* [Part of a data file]
........

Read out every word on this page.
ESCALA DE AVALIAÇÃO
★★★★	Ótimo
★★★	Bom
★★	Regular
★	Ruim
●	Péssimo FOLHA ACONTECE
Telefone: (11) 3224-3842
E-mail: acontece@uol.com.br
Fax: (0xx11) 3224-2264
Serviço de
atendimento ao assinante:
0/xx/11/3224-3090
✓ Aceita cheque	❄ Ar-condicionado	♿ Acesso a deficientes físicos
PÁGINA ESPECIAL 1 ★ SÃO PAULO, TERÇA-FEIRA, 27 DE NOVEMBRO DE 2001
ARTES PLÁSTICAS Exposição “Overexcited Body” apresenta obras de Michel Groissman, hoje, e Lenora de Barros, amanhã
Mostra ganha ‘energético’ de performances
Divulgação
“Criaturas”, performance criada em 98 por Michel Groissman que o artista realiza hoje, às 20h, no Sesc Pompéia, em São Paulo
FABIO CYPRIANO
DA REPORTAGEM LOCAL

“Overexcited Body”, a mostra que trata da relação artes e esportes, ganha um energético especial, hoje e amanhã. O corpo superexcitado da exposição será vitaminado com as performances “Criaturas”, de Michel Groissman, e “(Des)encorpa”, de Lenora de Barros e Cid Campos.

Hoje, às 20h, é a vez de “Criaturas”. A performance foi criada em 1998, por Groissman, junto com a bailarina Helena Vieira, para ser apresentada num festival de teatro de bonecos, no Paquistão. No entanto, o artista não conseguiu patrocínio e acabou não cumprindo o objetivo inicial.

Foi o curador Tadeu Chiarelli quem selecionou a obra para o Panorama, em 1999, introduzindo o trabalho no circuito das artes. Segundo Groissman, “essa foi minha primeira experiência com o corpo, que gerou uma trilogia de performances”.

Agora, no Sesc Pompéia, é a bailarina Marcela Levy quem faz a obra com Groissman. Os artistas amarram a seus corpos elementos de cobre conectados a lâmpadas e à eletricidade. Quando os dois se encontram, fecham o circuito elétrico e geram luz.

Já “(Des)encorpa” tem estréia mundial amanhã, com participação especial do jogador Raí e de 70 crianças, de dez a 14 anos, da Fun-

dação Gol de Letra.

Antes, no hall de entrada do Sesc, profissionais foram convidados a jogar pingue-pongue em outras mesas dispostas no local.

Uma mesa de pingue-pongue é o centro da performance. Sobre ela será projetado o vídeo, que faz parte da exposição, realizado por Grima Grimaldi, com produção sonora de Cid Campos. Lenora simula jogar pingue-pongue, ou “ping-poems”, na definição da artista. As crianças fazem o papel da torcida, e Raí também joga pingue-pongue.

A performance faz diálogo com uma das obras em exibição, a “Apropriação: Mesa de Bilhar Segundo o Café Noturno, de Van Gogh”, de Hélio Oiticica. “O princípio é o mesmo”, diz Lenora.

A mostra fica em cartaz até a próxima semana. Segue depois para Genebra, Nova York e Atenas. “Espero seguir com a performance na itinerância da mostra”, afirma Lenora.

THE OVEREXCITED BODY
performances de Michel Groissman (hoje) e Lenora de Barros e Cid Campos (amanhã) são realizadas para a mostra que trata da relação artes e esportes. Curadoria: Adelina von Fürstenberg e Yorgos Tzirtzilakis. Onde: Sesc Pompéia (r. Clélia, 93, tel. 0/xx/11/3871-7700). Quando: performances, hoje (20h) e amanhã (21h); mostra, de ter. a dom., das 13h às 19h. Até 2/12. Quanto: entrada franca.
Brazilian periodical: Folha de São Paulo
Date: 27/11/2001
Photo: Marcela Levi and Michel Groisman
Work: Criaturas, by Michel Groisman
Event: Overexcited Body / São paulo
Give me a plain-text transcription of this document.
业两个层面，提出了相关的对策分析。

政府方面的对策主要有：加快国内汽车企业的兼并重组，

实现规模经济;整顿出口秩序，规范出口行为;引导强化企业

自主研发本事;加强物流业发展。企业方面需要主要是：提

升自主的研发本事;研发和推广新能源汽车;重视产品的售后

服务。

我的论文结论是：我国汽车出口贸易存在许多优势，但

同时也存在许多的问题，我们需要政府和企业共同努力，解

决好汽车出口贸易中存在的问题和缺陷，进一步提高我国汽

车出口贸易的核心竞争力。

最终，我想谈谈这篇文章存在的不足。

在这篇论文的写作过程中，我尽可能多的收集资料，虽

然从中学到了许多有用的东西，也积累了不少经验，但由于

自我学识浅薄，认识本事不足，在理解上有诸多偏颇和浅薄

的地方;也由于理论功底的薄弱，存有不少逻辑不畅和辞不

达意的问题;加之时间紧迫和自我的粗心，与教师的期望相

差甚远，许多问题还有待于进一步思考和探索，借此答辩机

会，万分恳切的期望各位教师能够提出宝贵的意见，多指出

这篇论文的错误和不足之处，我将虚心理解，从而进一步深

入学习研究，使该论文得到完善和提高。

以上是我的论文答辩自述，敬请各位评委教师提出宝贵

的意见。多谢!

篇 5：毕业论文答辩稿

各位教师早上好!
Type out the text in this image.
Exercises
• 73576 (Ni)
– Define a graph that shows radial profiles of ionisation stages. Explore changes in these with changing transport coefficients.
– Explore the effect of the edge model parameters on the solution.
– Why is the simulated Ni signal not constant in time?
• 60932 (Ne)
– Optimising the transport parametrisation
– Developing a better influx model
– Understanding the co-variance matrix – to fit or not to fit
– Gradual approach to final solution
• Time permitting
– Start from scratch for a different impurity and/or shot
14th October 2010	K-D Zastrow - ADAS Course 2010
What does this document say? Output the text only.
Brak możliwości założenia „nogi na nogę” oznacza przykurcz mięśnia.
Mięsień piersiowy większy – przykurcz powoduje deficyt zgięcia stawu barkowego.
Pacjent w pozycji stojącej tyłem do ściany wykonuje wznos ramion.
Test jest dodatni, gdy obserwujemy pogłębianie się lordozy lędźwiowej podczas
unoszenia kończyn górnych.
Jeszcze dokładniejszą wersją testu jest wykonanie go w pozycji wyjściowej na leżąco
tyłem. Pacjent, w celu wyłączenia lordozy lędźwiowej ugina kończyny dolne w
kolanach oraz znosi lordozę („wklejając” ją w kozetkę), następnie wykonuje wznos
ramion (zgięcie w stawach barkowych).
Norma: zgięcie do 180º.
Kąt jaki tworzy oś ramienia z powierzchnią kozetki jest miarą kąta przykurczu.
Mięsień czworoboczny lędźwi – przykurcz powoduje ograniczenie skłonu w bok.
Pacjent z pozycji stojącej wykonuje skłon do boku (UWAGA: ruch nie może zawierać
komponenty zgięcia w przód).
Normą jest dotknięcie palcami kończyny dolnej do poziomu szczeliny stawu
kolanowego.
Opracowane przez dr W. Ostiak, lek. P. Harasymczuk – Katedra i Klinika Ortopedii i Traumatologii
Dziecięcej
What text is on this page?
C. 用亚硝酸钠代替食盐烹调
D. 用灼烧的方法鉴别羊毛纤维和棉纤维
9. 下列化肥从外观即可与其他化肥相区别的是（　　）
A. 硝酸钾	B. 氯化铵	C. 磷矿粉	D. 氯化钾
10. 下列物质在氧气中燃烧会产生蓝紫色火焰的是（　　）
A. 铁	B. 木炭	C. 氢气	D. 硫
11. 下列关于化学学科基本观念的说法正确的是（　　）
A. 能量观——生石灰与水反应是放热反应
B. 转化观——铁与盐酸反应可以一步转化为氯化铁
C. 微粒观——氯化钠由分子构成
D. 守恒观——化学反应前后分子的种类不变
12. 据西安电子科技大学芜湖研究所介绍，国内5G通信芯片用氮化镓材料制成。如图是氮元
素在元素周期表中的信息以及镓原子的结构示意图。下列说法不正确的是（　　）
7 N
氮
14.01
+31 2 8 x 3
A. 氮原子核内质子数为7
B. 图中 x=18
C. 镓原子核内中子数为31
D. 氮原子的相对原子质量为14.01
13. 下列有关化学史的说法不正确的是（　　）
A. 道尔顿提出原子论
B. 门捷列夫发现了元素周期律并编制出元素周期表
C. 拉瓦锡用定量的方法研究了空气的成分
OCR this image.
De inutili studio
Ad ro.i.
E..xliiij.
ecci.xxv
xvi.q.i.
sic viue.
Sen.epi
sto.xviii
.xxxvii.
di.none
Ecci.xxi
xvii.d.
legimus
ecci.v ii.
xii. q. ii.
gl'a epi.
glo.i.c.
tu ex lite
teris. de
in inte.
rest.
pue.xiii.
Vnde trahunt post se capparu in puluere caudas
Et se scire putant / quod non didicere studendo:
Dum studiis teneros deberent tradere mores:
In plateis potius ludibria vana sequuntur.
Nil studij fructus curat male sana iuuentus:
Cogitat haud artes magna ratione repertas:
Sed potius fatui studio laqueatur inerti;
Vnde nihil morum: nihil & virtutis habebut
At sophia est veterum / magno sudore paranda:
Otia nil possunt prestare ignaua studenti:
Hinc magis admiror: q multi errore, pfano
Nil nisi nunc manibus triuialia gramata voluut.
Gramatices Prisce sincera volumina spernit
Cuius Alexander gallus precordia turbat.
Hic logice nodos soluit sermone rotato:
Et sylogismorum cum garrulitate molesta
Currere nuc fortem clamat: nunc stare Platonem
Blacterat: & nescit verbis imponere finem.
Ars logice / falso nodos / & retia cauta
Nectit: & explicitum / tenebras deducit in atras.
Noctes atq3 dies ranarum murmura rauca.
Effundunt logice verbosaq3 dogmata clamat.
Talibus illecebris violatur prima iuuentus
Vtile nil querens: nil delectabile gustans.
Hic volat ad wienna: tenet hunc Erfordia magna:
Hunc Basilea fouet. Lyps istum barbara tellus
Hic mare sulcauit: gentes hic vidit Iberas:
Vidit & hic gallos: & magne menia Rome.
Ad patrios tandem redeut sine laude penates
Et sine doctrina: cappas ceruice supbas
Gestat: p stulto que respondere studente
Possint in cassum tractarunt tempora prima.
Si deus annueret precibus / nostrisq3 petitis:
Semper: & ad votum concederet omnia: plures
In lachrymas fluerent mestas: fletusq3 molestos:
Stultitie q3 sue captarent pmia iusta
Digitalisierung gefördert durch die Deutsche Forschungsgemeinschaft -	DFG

........

* [Brief] Copy each line of the records above that carries the word "transport".

* [Full answer]
– Define a graph that shows radial profiles of ionisation stages. Explore changes in these with changing transport coefficients.
– Optimising the transport parametrisation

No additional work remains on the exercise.